Problem details – Pick out the lines containing "наша".

Provided data –
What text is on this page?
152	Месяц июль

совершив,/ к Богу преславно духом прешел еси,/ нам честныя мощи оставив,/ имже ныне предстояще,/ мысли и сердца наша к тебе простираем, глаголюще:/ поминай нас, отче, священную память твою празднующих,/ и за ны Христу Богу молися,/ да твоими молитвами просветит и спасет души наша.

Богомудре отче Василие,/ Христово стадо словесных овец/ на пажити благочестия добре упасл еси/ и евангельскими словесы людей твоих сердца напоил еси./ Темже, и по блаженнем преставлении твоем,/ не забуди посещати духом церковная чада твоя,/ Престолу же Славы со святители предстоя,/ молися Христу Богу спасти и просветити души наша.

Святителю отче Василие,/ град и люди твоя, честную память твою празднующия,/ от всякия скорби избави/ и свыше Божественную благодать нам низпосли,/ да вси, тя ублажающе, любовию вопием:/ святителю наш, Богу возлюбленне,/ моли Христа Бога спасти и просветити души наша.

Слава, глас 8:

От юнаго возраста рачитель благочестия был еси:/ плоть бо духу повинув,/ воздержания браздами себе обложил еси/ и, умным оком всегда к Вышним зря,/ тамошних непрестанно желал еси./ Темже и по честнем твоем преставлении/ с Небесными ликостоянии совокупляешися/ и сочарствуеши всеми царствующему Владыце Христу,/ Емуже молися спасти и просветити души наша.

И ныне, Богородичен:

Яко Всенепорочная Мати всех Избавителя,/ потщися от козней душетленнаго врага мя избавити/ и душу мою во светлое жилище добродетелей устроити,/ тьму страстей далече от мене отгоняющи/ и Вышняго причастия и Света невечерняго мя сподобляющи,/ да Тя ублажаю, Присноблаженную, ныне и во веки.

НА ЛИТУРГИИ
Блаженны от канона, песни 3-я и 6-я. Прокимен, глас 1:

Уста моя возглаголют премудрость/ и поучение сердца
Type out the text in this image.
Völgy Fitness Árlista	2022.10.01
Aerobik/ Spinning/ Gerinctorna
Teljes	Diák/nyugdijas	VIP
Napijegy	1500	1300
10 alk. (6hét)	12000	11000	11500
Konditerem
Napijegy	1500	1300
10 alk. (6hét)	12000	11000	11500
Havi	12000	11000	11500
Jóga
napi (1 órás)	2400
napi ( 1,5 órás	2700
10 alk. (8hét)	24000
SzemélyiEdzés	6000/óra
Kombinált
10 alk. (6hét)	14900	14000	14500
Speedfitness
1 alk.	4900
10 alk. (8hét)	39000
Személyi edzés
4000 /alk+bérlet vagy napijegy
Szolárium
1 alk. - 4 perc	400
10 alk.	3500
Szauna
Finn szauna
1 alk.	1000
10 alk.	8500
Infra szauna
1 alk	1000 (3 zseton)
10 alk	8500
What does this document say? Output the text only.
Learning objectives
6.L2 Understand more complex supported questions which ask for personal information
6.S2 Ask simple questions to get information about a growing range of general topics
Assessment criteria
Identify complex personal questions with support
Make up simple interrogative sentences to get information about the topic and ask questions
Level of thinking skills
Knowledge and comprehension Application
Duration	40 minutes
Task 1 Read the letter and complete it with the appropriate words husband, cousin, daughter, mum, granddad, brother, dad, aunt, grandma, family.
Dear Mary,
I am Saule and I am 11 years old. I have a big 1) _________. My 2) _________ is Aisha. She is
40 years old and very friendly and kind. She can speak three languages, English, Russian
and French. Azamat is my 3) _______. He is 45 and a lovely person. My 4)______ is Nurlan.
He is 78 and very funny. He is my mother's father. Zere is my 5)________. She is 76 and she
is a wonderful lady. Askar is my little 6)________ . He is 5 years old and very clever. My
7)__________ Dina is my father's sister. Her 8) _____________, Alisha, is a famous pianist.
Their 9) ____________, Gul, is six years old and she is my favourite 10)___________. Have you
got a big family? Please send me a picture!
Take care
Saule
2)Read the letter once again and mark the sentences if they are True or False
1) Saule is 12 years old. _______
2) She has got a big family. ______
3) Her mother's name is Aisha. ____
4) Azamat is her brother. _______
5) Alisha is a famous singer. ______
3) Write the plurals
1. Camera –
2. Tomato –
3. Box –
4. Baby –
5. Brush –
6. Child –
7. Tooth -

Answer to the problem –
совершив,/ к Богу преславно духом прешел еси,/ нам честныя мощи оставив,/ имже ныне предстояще,/ мысли и сердца наша к тебе простираем, глаголюще:/ поминай нас, отче, священную память твою празднующих,/ и за ны Христу Богу молися,/ да твоими молитвами просветит и спасет души наша.
Богомудре отче Василие,/ Христово стадо словесных овец/ на пажити благочестия добре упасл еси/ и евангельскими словесы людей твоих сердца напоил еси./ Темже, и по блаженнем преставлении твоем,/ не забуди посещати духом церковная чада твоя,/ Престолу же Славы со святители предстоя,/ молися Христу Богу спасти и просветити души наша.
Святителю отче Василие,/ град и люди твоя, честную память твою празднующия,/ от всякия скорби избави/ и свыше Божественную благодать нам низпосли,/ да вси, тя ублажающе, любовию вопием:/ святителю наш, Богу возлюбленне,/ моли Христа Бога спасти и просветити души наша.
От юнаго возраста рачитель благочестия был еси:/ плоть бо духу повинув,/ воздержания браздами себе обложил еси/ и, умным оком всегда к Вышним зря,/ тамошних непрестанно желал еси./ Темже и по честнем твоем преставлении/ с Небесными ликостоянии совокупляешися/ и сочарствуеши всеми царствующему Владыце Христу,/ Емуже молися спасти и просветити души наша.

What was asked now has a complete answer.